* start RECORDS TO PROCESS *

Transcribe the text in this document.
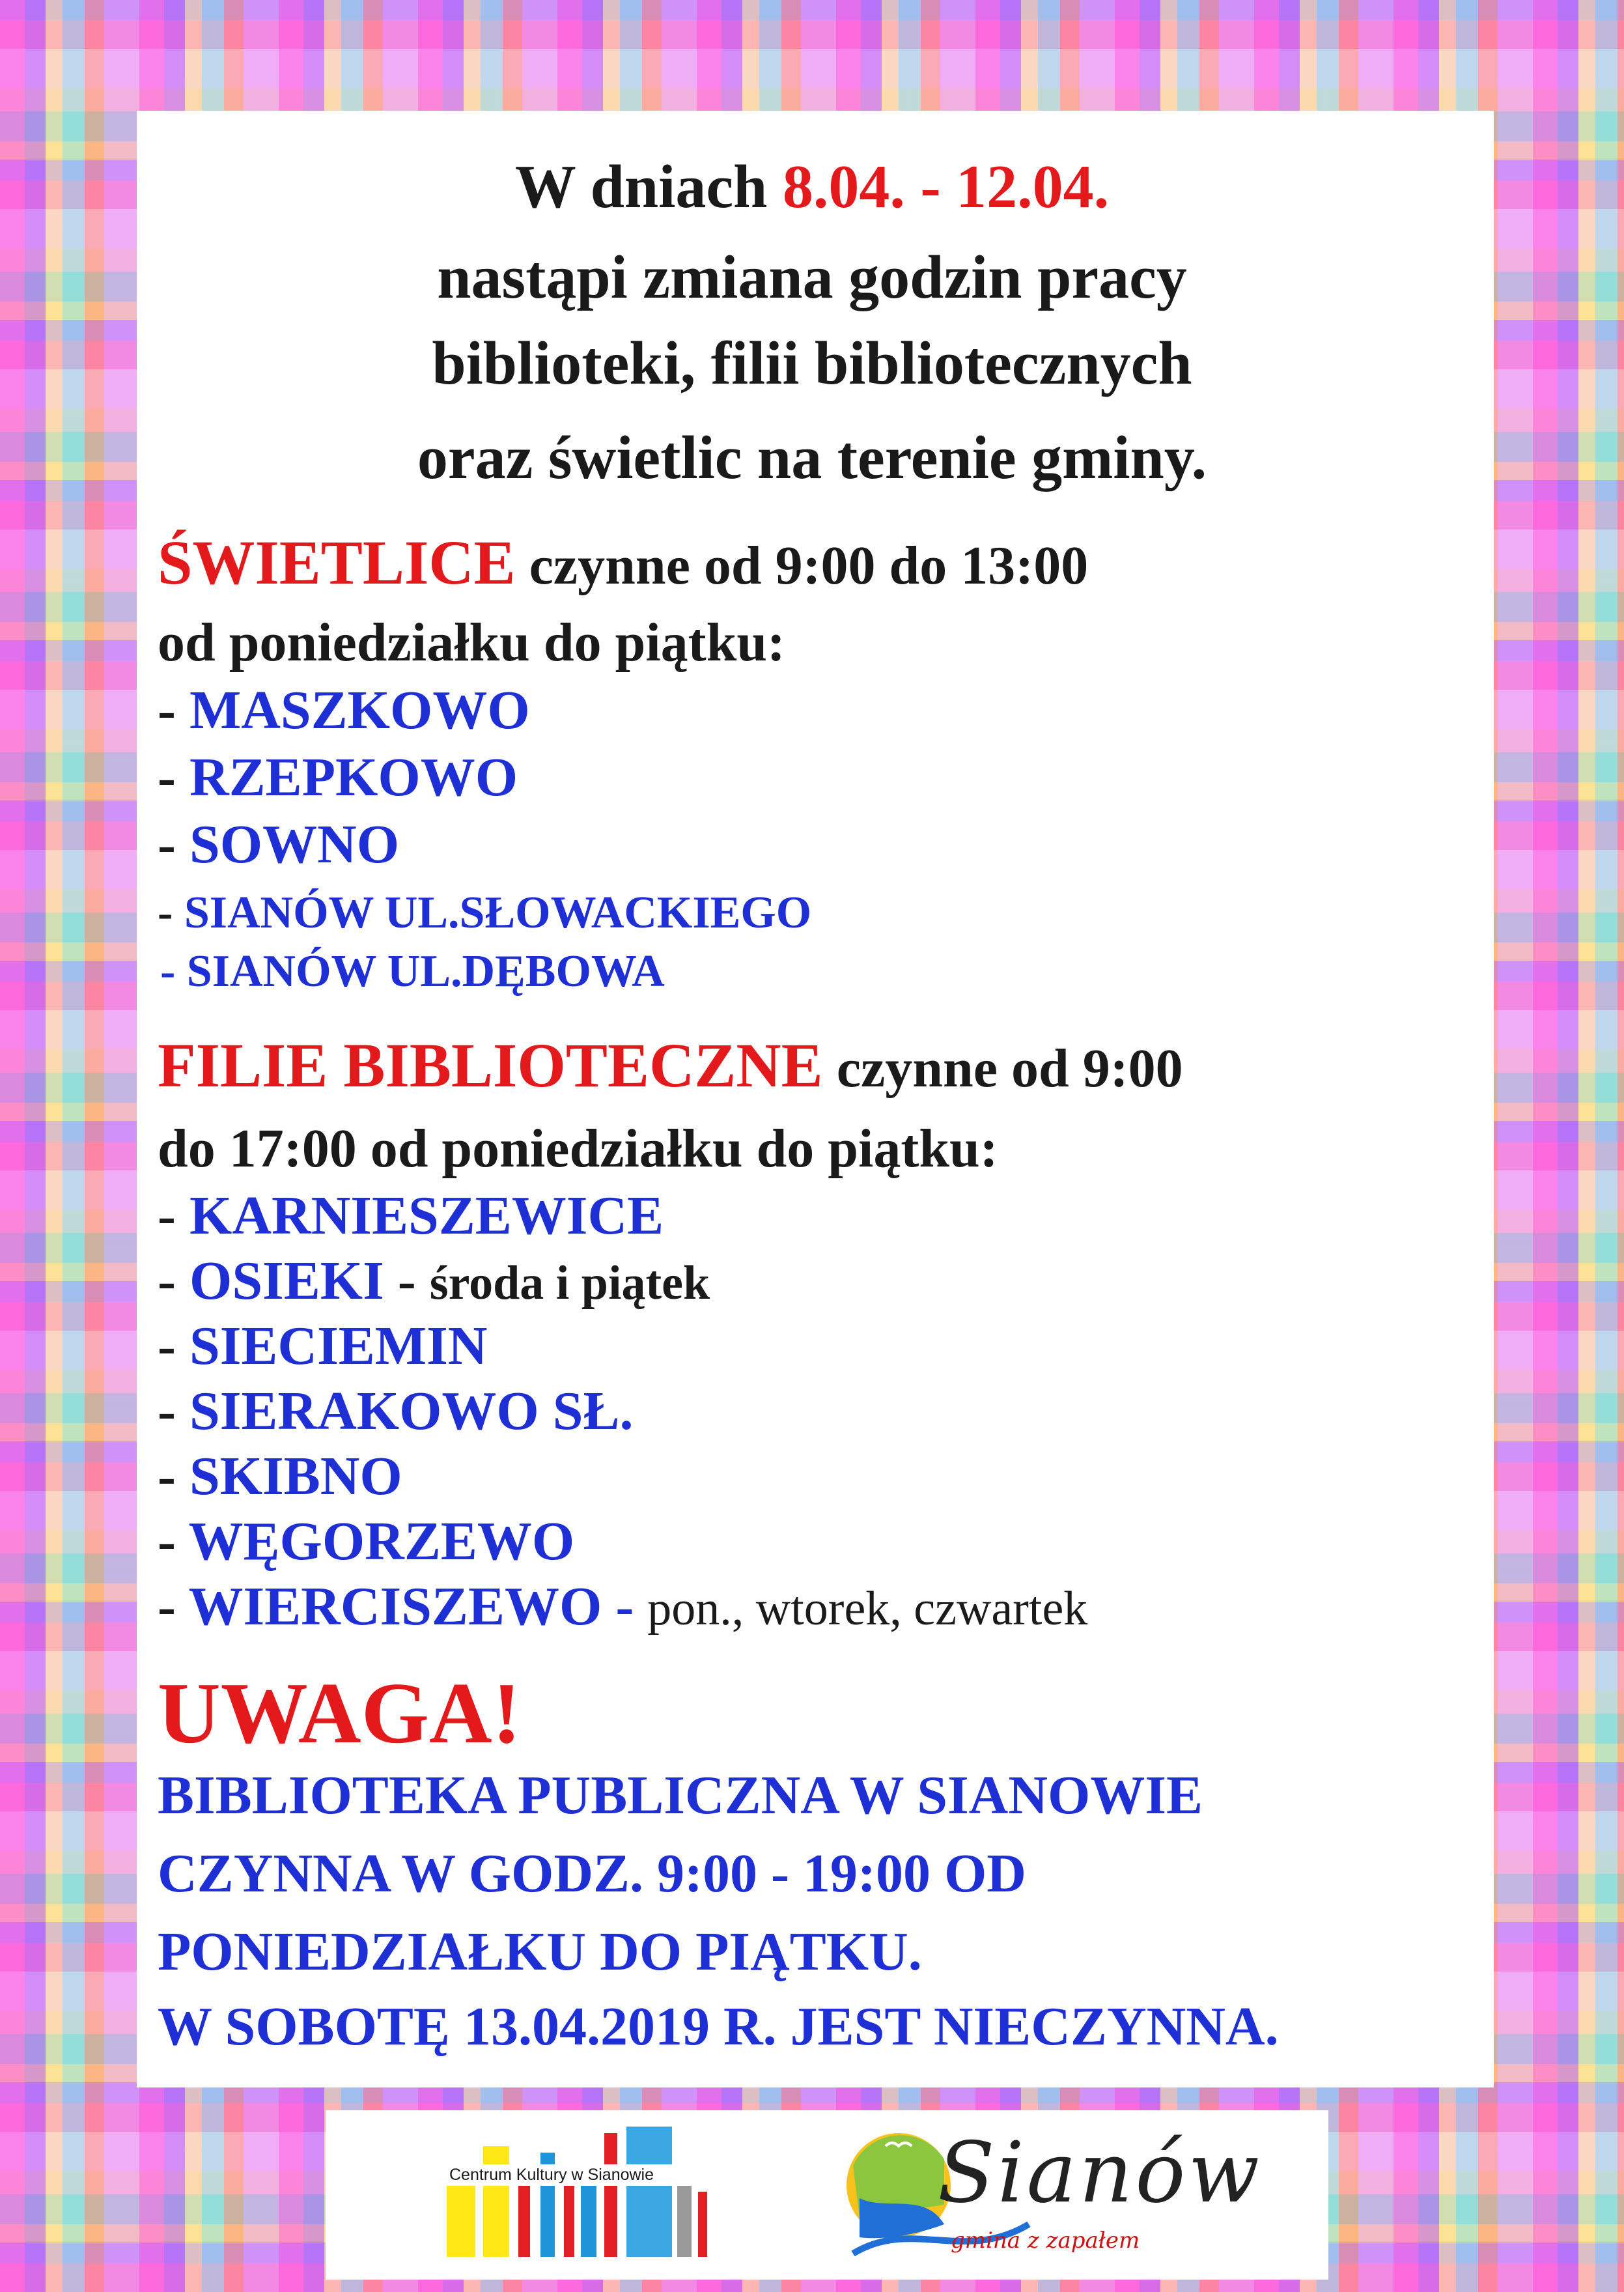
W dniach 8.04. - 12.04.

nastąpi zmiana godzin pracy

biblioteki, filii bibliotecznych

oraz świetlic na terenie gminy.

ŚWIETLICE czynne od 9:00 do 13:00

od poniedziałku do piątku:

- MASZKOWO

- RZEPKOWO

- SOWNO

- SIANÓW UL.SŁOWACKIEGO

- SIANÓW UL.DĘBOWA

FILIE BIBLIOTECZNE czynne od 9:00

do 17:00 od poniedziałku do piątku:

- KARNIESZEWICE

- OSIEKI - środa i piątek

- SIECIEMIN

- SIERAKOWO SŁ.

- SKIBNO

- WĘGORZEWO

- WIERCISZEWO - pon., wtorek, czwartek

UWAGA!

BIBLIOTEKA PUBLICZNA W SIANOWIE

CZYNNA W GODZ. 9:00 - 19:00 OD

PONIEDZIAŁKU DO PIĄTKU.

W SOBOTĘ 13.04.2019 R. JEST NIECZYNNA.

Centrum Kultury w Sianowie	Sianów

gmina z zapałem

* end RECORDS TO PROCESS *

## TASK BRIEF
Each line with the string "czynne" in it needs to be found and copied.

## SOLUTION TO THIS EXERCISE
ŚWIETLICE czynne od 9:00 do 13:00
FILIE BIBLIOTECZNE czynne od 9:00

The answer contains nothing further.